**The task**. In the listing below, locate the lines that hold "Shigellosis" and copy them.

[Rows from a figure dataset]
+===+

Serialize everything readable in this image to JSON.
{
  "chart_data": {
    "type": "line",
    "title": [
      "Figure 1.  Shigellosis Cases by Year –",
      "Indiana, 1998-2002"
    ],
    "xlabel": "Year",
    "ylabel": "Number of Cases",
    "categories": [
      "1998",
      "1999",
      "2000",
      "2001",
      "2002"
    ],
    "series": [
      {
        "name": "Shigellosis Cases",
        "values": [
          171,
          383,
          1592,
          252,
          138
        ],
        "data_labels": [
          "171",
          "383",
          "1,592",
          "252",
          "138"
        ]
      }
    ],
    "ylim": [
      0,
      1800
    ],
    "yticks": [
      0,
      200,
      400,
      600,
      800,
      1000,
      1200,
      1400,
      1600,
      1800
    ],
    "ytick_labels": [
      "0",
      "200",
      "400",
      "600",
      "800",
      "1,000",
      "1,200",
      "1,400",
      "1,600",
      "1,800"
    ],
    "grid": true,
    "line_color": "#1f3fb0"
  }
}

+===+

**Finished task**.
      "Figure 1.  Shigellosis Cases by Year –",
        "name": "Shigellosis Cases",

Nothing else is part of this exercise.